● **Do this**: Quote every entry word for word.

Data excerpts
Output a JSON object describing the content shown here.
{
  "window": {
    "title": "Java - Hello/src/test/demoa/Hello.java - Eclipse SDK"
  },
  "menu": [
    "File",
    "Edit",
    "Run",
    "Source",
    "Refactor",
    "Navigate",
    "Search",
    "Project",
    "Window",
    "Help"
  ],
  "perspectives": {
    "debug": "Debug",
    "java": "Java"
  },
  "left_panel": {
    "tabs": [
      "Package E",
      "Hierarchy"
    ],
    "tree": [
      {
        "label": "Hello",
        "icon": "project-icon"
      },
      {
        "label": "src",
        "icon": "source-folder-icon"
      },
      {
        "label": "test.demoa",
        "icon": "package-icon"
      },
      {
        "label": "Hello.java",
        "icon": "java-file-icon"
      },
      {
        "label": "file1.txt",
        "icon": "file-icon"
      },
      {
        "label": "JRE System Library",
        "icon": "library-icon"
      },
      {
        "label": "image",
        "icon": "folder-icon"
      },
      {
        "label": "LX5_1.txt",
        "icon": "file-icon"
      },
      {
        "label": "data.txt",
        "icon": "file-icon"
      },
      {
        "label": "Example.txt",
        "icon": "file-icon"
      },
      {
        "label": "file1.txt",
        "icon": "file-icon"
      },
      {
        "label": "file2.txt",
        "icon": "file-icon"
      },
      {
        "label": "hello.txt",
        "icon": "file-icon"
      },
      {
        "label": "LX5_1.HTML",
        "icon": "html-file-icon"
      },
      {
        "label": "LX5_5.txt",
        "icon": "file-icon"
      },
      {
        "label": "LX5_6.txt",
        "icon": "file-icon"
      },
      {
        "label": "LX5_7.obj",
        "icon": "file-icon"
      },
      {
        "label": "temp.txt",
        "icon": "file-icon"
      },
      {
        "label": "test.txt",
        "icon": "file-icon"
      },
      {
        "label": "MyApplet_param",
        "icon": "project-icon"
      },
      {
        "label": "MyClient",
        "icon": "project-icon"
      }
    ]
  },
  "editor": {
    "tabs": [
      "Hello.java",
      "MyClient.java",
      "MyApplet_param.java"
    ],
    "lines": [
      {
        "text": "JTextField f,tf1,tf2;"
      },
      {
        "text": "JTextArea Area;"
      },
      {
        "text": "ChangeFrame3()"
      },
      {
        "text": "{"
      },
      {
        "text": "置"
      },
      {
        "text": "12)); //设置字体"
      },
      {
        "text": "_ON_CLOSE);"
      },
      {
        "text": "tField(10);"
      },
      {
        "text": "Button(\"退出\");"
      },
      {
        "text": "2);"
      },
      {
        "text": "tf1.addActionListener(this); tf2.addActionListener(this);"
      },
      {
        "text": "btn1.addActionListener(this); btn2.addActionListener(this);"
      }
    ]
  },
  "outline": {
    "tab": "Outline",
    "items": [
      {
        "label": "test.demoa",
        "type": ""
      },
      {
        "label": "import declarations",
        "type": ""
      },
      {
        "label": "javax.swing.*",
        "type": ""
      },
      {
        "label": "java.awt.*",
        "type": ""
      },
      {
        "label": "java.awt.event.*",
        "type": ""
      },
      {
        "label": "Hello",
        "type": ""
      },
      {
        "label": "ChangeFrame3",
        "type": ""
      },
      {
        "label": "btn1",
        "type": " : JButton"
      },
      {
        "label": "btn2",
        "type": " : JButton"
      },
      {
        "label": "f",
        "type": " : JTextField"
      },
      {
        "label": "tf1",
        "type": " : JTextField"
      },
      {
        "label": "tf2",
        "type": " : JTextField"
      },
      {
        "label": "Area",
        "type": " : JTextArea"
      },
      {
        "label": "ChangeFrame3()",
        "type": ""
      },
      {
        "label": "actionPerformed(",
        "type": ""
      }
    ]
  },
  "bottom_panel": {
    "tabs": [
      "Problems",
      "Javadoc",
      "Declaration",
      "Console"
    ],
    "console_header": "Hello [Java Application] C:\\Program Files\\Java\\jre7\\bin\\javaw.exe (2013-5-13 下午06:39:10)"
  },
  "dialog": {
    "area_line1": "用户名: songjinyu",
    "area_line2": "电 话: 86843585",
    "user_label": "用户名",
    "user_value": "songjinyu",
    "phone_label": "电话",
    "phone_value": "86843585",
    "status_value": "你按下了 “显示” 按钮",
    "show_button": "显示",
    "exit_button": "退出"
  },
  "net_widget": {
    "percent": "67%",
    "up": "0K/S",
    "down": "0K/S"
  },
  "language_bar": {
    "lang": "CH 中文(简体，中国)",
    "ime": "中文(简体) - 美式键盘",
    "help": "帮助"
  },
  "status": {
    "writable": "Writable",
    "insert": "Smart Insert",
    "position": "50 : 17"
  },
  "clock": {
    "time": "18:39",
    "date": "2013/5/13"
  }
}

● **Written answer**:
Output a JSON object describing the content shown here.
{
  "window": {
    "title": "Java - Hello/src/test/demoa/Hello.java - Eclipse SDK"
  },
  "menu": [
    "File",
    "Edit",
    "Run",
    "Source",
    "Refactor",
    "Navigate",
    "Search",
    "Project",
    "Window",
    "Help"
  ],
  "perspectives": {
    "debug": "Debug",
    "java": "Java"
  },
  "left_panel": {
    "tabs": [
      "Package E",
      "Hierarchy"
    ],
    "tree": [
      {
        "label": "Hello",
        "icon": "project-icon"
      },
      {
        "label": "src",
        "icon": "source-folder-icon"
      },
      {
        "label": "test.demoa",
        "icon": "package-icon"
      },
      {
        "label": "Hello.java",
        "icon": "java-file-icon"
      },
      {
        "label": "file1.txt",
        "icon": "file-icon"
      },
      {
        "label": "JRE System Library",
        "icon": "library-icon"
      },
      {
        "label": "image",
        "icon": "folder-icon"
      },
      {
        "label": "LX5_1.txt",
        "icon": "file-icon"
      },
      {
        "label": "data.txt",
        "icon": "file-icon"
      },
      {
        "label": "Example.txt",
        "icon": "file-icon"
      },
      {
        "label": "file1.txt",
        "icon": "file-icon"
      },
      {
        "label": "file2.txt",
        "icon": "file-icon"
      },
      {
        "label": "hello.txt",
        "icon": "file-icon"
      },
      {
        "label": "LX5_1.HTML",
        "icon": "html-file-icon"
      },
      {
        "label": "LX5_5.txt",
        "icon": "file-icon"
      },
      {
        "label": "LX5_6.txt",
        "icon": "file-icon"
      },
      {
        "label": "LX5_7.obj",
        "icon": "file-icon"
      },
      {
        "label": "temp.txt",
        "icon": "file-icon"
      },
      {
        "label": "test.txt",
        "icon": "file-icon"
      },
      {
        "label": "MyApplet_param",
        "icon": "project-icon"
      },
      {
        "label": "MyClient",
        "icon": "project-icon"
      }
    ]
  },
  "editor": {
    "tabs": [
      "Hello.java",
      "MyClient.java",
      "MyApplet_param.java"
    ],
    "lines": [
      {
        "text": "JTextField f,tf1,tf2;"
      },
      {
        "text": "JTextArea Area;"
      },
      {
        "text": "ChangeFrame3()"
      },
      {
        "text": "{"
      },
      {
        "text": "置"
      },
      {
        "text": "12)); //设置字体"
      },
      {
        "text": "_ON_CLOSE);"
      },
      {
        "text": "tField(10);"
      },
      {
        "text": "Button(\"退出\");"
      },
      {
        "text": "2);"
      },
      {
        "text": "tf1.addActionListener(this); tf2.addActionListener(this);"
      },
      {
        "text": "btn1.addActionListener(this); btn2.addActionListener(this);"
      }
    ]
  },
  "outline": {
    "tab": "Outline",
    "items": [
      {
        "label": "test.demoa",
        "type": ""
      },
      {
        "label": "import declarations",
        "type": ""
      },
      {
        "label": "javax.swing.*",
        "type": ""
      },
      {
        "label": "java.awt.*",
        "type": ""
      },
      {
        "label": "java.awt.event.*",
        "type": ""
      },
      {
        "label": "Hello",
        "type": ""
      },
      {
        "label": "ChangeFrame3",
        "type": ""
      },
      {
        "label": "btn1",
        "type": " : JButton"
      },
      {
        "label": "btn2",
        "type": " : JButton"
      },
      {
        "label": "f",
        "type": " : JTextField"
      },
      {
        "label": "tf1",
        "type": " : JTextField"
      },
      {
        "label": "tf2",
        "type": " : JTextField"
      },
      {
        "label": "Area",
        "type": " : JTextArea"
      },
      {
        "label": "ChangeFrame3()",
        "type": ""
      },
      {
        "label": "actionPerformed(",
        "type": ""
      }
    ]
  },
  "bottom_panel": {
    "tabs": [
      "Problems",
      "Javadoc",
      "Declaration",
      "Console"
    ],
    "console_header": "Hello [Java Application] C:\\Program Files\\Java\\jre7\\bin\\javaw.exe (2013-5-13 下午06:39:10)"
  },
  "dialog": {
    "area_line1": "用户名: songjinyu",
    "area_line2": "电 话: 86843585",
    "user_label": "用户名",
    "user_value": "songjinyu",
    "phone_label": "电话",
    "phone_value": "86843585",
    "status_value": "你按下了 “显示” 按钮",
    "show_button": "显示",
    "exit_button": "退出"
  },
  "net_widget": {
    "percent": "67%",
    "up": "0K/S",
    "down": "0K/S"
  },
  "language_bar": {
    "lang": "CH 中文(简体，中国)",
    "ime": "中文(简体) - 美式键盘",
    "help": "帮助"
  },
  "status": {
    "writable": "Writable",
    "insert": "Smart Insert",
    "position": "50 : 17"
  },
  "clock": {
    "time": "18:39",
    "date": "2013/5/13"
  }
}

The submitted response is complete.